* begin Provided material *
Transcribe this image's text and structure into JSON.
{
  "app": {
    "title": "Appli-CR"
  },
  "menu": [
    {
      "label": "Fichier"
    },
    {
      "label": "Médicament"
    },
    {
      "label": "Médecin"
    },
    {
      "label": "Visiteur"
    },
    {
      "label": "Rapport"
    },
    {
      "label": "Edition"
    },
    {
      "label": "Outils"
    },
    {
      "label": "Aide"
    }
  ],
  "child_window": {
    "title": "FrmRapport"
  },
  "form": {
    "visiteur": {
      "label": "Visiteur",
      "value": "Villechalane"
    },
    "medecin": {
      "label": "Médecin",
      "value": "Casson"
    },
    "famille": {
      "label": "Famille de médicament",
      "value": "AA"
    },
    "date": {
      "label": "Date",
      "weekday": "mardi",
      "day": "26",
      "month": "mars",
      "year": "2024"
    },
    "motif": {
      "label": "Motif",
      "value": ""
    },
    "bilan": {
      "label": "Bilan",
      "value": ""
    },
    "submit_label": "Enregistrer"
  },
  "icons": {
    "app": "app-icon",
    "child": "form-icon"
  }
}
* end Provided material *
• Problem requirements
Exact output of every entry is required.

• Complete response
Transcribe this image's text and structure into JSON.
{
  "app": {
    "title": "Appli-CR"
  },
  "menu": [
    {
      "label": "Fichier"
    },
    {
      "label": "Médicament"
    },
    {
      "label": "Médecin"
    },
    {
      "label": "Visiteur"
    },
    {
      "label": "Rapport"
    },
    {
      "label": "Edition"
    },
    {
      "label": "Outils"
    },
    {
      "label": "Aide"
    }
  ],
  "child_window": {
    "title": "FrmRapport"
  },
  "form": {
    "visiteur": {
      "label": "Visiteur",
      "value": "Villechalane"
    },
    "medecin": {
      "label": "Médecin",
      "value": "Casson"
    },
    "famille": {
      "label": "Famille de médicament",
      "value": "AA"
    },
    "date": {
      "label": "Date",
      "weekday": "mardi",
      "day": "26",
      "month": "mars",
      "year": "2024"
    },
    "motif": {
      "label": "Motif",
      "value": ""
    },
    "bilan": {
      "label": "Bilan",
      "value": ""
    },
    "submit_label": "Enregistrer"
  },
  "icons": {
    "app": "app-icon",
    "child": "form-icon"
  }
}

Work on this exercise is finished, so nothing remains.